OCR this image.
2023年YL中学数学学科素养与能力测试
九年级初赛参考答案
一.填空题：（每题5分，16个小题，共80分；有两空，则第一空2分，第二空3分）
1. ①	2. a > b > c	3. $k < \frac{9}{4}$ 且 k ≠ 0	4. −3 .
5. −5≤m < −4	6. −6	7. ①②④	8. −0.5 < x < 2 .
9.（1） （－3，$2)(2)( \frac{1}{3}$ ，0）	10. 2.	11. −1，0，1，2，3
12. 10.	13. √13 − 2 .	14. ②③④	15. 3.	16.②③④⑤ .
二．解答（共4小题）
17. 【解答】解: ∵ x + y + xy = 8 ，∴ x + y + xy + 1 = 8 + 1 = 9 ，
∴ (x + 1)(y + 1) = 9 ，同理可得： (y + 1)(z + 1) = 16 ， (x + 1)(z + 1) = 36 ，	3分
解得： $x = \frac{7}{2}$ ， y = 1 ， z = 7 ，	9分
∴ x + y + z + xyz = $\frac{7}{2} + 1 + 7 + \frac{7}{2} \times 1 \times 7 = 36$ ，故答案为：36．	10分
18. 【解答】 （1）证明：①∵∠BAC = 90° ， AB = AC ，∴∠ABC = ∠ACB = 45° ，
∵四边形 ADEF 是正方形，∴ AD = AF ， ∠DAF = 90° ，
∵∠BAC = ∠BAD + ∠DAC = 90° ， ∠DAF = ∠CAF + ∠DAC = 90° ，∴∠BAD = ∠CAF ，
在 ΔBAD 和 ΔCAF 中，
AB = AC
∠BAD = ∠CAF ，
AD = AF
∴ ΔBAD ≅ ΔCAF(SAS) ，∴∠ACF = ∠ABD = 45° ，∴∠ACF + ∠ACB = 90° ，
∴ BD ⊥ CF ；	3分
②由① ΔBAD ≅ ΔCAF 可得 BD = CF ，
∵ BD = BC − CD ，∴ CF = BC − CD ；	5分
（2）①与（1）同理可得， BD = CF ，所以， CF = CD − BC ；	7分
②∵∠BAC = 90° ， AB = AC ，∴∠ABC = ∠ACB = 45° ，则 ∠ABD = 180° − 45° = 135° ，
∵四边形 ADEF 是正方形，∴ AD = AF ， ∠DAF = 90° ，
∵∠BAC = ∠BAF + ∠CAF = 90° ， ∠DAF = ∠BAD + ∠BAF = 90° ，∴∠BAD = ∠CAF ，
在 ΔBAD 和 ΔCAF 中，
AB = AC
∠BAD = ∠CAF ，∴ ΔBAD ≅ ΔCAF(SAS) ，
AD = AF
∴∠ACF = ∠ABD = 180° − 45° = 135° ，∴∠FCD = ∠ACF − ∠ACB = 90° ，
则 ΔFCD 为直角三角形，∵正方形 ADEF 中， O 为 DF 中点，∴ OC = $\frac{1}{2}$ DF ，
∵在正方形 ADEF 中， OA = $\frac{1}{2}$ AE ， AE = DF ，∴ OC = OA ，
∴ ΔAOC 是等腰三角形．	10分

Aim »
Make an exact copy of the records.

Exercise result »
OCR this image.
2023年YL中学数学学科素养与能力测试
九年级初赛参考答案
一.填空题：（每题5分，16个小题，共80分；有两空，则第一空2分，第二空3分）
1. ①	2. a > b > c	3. $k < \frac{9}{4}$ 且 k ≠ 0	4. −3 .
5. −5≤m < −4	6. −6	7. ①②④	8. −0.5 < x < 2 .
9.（1） （－3，$2)(2)( \frac{1}{3}$ ，0）	10. 2.	11. −1，0，1，2，3
12. 10.	13. √13 − 2 .	14. ②③④	15. 3.	16.②③④⑤ .
二．解答（共4小题）
17. 【解答】解: ∵ x + y + xy = 8 ，∴ x + y + xy + 1 = 8 + 1 = 9 ，
∴ (x + 1)(y + 1) = 9 ，同理可得： (y + 1)(z + 1) = 16 ， (x + 1)(z + 1) = 36 ，	3分
解得： $x = \frac{7}{2}$ ， y = 1 ， z = 7 ，	9分
∴ x + y + z + xyz = $\frac{7}{2} + 1 + 7 + \frac{7}{2} \times 1 \times 7 = 36$ ，故答案为：36．	10分
18. 【解答】 （1）证明：①∵∠BAC = 90° ， AB = AC ，∴∠ABC = ∠ACB = 45° ，
∵四边形 ADEF 是正方形，∴ AD = AF ， ∠DAF = 90° ，
∵∠BAC = ∠BAD + ∠DAC = 90° ， ∠DAF = ∠CAF + ∠DAC = 90° ，∴∠BAD = ∠CAF ，
在 ΔBAD 和 ΔCAF 中，
AB = AC
∠BAD = ∠CAF ，
AD = AF
∴ ΔBAD ≅ ΔCAF(SAS) ，∴∠ACF = ∠ABD = 45° ，∴∠ACF + ∠ACB = 90° ，
∴ BD ⊥ CF ；	3分
②由① ΔBAD ≅ ΔCAF 可得 BD = CF ，
∵ BD = BC − CD ，∴ CF = BC − CD ；	5分
（2）①与（1）同理可得， BD = CF ，所以， CF = CD − BC ；	7分
②∵∠BAC = 90° ， AB = AC ，∴∠ABC = ∠ACB = 45° ，则 ∠ABD = 180° − 45° = 135° ，
∵四边形 ADEF 是正方形，∴ AD = AF ， ∠DAF = 90° ，
∵∠BAC = ∠BAF + ∠CAF = 90° ， ∠DAF = ∠BAD + ∠BAF = 90° ，∴∠BAD = ∠CAF ，
在 ΔBAD 和 ΔCAF 中，
AB = AC
∠BAD = ∠CAF ，∴ ΔBAD ≅ ΔCAF(SAS) ，
AD = AF
∴∠ACF = ∠ABD = 180° − 45° = 135° ，∴∠FCD = ∠ACF − ∠ACB = 90° ，
则 ΔFCD 为直角三角形，∵正方形 ADEF 中， O 为 DF 中点，∴ OC = $\frac{1}{2}$ DF ，
∵在正方形 ADEF 中， OA = $\frac{1}{2}$ AE ， AE = DF ，∴ OC = OA ，
∴ ΔAOC 是等腰三角形．	10分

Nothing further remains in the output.